Directive:
Copy every line in which the string "text" occurs.

Listing:
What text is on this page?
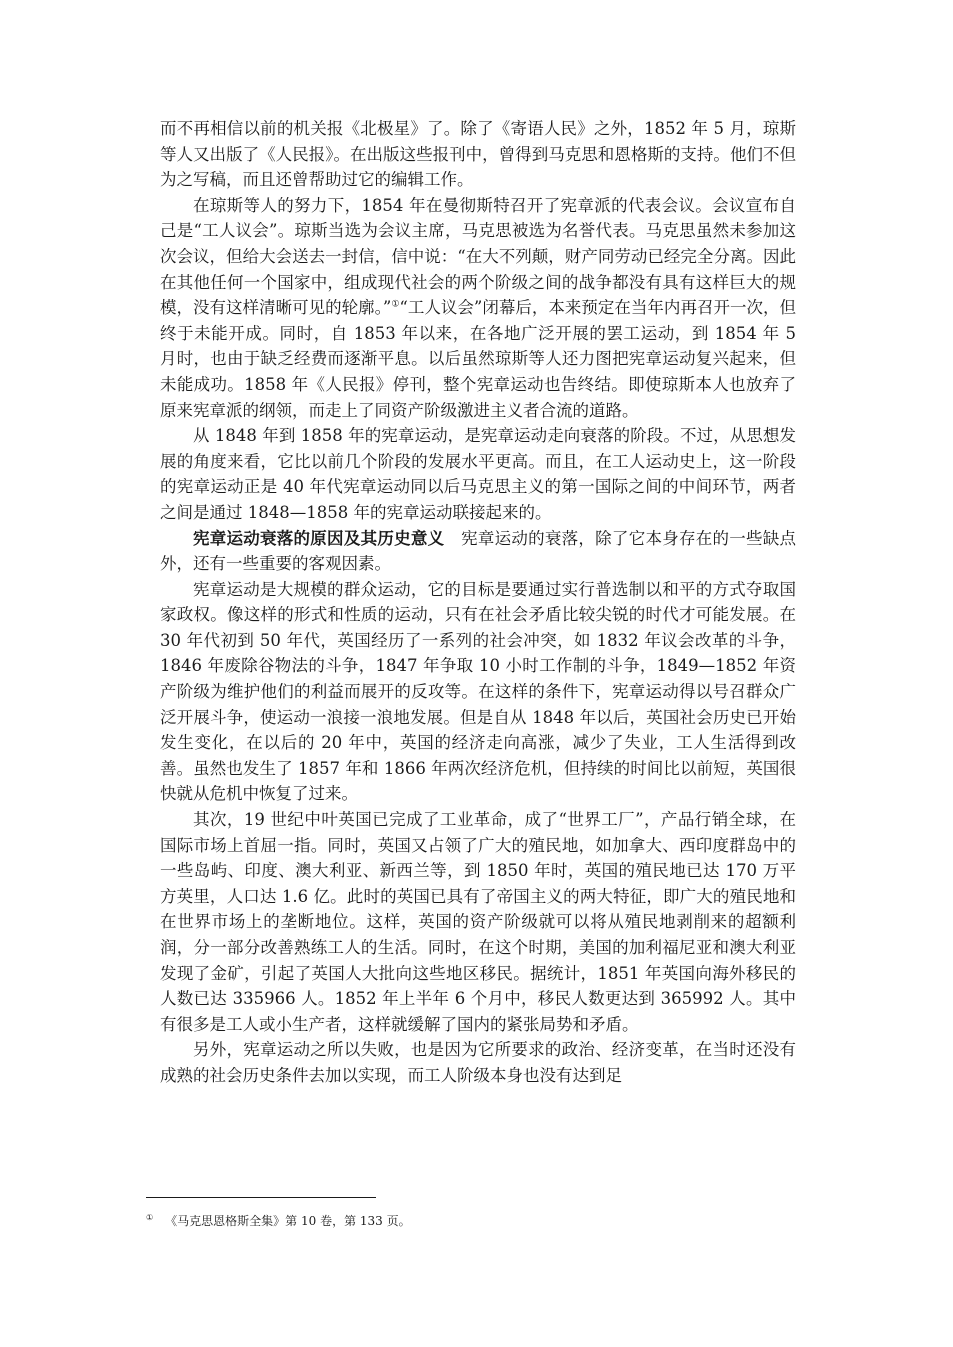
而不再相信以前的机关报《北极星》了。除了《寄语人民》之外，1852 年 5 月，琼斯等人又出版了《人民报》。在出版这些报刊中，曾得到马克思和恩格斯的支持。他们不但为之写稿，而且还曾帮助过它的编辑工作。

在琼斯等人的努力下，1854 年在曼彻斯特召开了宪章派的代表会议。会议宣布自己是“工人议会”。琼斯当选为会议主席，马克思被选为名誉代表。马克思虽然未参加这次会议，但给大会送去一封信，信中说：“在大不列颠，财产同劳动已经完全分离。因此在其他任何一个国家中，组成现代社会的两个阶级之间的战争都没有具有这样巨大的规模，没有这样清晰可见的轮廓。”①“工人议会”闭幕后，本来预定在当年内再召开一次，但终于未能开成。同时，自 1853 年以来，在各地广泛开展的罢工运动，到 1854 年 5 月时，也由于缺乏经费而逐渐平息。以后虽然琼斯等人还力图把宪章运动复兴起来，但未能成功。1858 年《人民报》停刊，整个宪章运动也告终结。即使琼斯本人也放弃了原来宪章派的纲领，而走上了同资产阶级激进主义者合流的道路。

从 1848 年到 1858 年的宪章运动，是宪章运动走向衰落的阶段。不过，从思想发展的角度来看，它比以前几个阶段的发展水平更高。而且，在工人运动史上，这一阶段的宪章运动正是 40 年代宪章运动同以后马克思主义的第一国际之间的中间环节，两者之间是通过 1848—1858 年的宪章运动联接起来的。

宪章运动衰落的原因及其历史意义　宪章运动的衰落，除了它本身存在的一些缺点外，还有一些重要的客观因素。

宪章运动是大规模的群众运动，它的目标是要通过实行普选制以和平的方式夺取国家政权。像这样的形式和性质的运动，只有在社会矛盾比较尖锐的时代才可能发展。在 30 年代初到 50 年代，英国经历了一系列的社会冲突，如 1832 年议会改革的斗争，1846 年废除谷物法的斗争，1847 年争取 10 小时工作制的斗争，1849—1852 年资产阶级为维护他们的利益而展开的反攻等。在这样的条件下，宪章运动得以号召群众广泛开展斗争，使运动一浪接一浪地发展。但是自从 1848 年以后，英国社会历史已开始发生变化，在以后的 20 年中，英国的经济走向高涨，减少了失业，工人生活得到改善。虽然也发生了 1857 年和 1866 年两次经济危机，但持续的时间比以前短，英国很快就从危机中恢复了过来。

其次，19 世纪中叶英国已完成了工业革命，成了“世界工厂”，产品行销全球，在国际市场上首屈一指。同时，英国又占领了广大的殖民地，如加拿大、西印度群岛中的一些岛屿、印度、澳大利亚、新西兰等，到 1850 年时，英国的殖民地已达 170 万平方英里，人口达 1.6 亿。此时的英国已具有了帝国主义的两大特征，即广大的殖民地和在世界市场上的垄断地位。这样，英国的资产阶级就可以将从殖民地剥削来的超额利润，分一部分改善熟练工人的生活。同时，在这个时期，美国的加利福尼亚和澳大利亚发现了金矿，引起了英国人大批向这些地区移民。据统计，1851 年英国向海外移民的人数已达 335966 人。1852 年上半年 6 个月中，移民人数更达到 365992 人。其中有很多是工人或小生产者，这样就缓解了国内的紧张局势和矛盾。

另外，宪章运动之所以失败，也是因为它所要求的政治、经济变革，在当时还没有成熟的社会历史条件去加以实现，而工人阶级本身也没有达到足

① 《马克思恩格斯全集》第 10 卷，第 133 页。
--
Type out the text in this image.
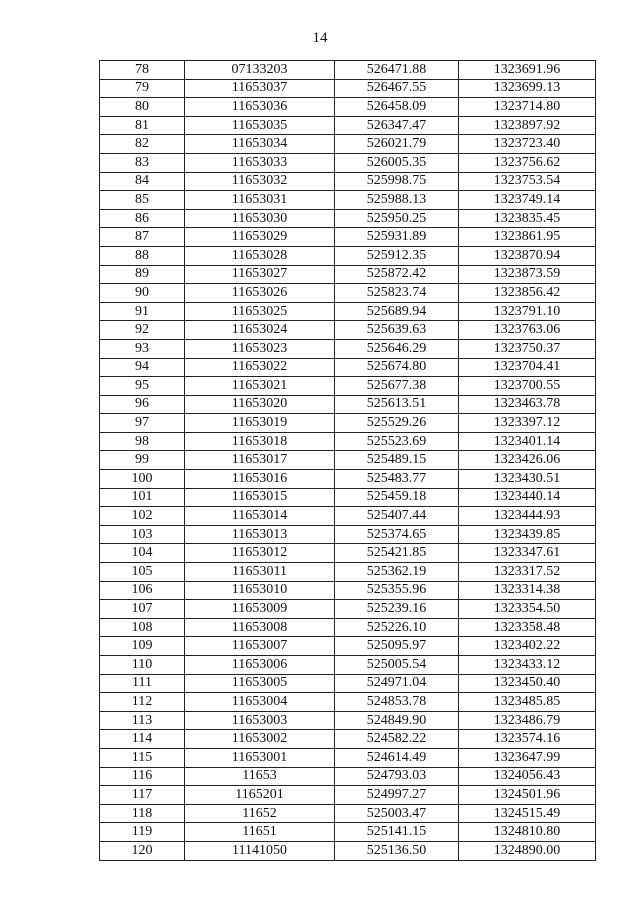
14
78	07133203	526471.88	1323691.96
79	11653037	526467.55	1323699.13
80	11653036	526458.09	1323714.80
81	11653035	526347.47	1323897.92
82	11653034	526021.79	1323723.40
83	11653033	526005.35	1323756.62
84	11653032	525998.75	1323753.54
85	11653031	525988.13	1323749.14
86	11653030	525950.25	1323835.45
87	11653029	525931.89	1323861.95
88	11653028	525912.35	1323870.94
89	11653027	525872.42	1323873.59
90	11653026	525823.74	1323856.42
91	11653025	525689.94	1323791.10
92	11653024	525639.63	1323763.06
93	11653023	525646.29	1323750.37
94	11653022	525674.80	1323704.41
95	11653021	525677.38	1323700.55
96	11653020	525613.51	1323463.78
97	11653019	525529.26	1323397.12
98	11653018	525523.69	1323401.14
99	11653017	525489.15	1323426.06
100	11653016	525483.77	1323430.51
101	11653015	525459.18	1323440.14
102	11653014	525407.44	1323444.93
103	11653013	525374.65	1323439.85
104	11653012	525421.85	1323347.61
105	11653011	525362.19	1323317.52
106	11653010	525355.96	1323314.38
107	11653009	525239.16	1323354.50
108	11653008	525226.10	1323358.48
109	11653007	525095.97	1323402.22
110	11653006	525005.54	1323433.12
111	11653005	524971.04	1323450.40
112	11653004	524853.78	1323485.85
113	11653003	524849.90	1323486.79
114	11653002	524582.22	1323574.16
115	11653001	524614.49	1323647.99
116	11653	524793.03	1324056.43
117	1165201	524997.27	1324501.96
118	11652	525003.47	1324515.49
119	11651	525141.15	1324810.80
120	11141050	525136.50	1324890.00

Output of the task:
What text is on this page?
Type out the text in this image.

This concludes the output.